━━ Records supplied ━━

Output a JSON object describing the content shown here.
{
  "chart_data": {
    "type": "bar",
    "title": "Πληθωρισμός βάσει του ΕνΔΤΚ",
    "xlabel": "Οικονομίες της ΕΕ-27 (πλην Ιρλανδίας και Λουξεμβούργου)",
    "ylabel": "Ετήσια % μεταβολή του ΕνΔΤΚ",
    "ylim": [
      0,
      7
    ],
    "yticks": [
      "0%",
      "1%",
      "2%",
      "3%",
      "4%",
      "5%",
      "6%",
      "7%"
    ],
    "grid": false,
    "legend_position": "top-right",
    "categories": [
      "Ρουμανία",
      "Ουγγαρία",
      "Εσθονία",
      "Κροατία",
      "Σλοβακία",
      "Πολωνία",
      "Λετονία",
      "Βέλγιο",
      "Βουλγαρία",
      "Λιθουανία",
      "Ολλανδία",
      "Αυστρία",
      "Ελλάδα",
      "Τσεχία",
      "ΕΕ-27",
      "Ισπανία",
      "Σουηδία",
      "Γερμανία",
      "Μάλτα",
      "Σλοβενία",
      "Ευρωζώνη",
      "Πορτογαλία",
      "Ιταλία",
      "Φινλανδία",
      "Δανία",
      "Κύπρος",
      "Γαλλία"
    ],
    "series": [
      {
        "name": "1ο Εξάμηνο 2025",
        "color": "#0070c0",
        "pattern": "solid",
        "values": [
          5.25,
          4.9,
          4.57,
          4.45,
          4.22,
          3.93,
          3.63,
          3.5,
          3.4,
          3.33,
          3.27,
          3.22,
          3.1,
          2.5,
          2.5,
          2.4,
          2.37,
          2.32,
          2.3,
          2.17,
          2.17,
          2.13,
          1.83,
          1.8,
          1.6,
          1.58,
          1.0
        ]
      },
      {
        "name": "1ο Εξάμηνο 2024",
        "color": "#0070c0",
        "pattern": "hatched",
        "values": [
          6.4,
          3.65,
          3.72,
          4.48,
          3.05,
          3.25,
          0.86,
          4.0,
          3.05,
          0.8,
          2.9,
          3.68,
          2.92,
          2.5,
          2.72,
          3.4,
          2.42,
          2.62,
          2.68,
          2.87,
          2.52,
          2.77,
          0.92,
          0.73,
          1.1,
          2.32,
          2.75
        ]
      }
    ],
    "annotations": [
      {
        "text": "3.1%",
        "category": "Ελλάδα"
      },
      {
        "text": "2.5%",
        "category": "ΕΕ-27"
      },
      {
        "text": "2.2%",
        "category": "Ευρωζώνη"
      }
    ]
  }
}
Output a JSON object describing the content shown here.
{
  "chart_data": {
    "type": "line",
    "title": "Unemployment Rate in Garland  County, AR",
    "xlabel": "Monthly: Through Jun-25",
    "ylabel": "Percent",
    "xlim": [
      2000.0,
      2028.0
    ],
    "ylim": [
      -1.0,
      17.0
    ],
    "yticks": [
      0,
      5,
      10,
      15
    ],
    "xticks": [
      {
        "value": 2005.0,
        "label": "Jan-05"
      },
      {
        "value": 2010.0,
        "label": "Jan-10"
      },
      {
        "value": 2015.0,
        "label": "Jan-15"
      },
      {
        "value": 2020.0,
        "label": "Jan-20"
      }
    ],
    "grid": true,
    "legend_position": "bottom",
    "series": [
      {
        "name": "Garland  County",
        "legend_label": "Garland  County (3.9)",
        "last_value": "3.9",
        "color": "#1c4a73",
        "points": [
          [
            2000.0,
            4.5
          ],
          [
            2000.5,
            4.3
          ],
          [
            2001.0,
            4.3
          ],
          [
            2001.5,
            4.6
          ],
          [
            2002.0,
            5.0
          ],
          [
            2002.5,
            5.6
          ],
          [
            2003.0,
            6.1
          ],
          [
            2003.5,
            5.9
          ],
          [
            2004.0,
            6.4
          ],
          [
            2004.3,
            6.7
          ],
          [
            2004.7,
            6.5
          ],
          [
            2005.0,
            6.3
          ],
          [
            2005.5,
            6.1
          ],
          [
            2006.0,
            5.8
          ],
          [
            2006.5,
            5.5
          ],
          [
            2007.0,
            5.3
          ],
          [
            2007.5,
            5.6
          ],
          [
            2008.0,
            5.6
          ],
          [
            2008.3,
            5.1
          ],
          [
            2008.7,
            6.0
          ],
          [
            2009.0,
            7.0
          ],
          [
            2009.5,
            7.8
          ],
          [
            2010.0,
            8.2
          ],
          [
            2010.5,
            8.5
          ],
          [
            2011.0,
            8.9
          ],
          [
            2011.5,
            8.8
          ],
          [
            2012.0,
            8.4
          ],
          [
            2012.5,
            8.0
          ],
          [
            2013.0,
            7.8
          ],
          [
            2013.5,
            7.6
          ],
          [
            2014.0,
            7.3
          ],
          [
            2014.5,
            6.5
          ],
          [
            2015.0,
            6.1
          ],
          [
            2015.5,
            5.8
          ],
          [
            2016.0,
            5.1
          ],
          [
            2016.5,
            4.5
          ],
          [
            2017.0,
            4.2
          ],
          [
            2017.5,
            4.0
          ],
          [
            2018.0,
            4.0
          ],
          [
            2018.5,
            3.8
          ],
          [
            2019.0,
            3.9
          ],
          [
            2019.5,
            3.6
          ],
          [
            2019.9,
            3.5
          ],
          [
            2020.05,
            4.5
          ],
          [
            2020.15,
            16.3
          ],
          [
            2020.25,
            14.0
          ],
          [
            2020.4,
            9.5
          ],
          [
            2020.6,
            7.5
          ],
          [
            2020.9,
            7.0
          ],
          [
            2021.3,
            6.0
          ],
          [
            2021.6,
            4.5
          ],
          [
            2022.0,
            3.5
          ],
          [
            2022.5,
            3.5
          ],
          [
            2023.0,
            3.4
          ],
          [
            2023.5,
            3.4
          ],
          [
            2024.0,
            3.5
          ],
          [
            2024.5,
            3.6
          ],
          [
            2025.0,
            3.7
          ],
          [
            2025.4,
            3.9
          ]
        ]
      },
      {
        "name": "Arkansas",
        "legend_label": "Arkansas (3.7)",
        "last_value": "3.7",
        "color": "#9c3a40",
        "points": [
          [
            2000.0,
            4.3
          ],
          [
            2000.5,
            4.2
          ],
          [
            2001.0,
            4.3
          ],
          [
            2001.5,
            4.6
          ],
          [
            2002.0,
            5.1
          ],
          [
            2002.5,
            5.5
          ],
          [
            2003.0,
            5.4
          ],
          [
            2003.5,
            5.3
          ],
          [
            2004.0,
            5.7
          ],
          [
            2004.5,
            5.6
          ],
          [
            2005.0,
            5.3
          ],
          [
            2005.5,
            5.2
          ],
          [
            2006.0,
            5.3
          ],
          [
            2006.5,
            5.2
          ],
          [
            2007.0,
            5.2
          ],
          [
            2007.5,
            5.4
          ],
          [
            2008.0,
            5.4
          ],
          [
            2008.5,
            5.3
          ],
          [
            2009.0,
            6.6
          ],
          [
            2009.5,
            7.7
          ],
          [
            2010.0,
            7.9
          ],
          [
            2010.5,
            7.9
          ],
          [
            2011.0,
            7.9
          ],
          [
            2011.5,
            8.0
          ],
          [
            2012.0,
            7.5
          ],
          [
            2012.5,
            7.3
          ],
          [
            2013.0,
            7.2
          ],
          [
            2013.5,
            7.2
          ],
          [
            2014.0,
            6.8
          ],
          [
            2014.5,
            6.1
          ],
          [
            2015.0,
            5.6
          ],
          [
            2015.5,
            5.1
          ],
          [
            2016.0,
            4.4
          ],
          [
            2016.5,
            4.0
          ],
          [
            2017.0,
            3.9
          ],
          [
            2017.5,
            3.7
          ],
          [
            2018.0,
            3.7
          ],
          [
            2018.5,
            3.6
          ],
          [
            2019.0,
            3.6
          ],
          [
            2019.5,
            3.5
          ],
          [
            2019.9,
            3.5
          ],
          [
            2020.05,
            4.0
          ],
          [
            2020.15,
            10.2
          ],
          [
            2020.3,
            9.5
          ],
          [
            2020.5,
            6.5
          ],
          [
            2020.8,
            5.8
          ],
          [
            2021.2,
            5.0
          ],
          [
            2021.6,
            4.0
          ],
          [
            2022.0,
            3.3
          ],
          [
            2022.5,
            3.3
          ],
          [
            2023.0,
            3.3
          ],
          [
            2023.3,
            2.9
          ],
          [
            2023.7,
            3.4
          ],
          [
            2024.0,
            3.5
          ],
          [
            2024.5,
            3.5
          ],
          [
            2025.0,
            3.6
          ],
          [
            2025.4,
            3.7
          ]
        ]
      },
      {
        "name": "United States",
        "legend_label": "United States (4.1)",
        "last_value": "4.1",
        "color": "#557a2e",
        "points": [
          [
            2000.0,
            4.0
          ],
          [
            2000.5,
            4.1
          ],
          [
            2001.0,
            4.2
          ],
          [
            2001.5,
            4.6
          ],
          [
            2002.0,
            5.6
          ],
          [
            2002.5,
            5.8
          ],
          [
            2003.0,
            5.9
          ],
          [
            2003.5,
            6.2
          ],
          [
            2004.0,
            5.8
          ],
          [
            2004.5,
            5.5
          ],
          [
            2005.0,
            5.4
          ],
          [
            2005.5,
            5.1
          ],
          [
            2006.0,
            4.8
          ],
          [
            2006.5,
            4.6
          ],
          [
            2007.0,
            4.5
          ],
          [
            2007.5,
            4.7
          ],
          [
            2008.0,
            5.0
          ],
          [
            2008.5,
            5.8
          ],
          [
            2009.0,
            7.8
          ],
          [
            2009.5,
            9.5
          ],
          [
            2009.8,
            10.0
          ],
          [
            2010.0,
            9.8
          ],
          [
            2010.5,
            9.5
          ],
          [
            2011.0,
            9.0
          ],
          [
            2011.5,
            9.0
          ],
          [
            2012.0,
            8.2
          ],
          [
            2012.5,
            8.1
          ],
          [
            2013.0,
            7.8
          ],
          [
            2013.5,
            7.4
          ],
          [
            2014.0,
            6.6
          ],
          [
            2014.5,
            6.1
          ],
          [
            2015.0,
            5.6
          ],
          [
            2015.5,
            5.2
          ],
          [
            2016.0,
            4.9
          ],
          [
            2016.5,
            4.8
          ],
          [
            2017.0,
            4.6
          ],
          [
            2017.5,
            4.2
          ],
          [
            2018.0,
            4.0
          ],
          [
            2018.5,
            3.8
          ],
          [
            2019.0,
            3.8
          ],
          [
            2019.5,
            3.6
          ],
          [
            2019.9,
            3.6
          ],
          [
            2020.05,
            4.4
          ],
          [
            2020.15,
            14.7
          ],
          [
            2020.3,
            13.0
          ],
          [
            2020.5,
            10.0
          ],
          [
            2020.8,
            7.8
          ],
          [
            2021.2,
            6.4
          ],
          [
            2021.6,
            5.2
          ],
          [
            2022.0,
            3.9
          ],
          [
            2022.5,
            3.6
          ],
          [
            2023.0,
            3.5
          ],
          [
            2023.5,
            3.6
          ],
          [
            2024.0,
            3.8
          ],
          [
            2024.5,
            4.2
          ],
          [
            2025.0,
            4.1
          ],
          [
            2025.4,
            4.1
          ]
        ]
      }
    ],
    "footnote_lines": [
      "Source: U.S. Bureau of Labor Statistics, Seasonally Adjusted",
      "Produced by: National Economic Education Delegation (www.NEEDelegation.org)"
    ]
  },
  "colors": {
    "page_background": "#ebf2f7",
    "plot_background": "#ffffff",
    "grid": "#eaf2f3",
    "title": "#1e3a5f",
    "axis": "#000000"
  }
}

━━━

Task directions = Copy all lines in the listing above where the string "Arkansas" appears.

Correct result =
        "name": "Arkansas",
        "legend_label": "Arkansas (3.7)",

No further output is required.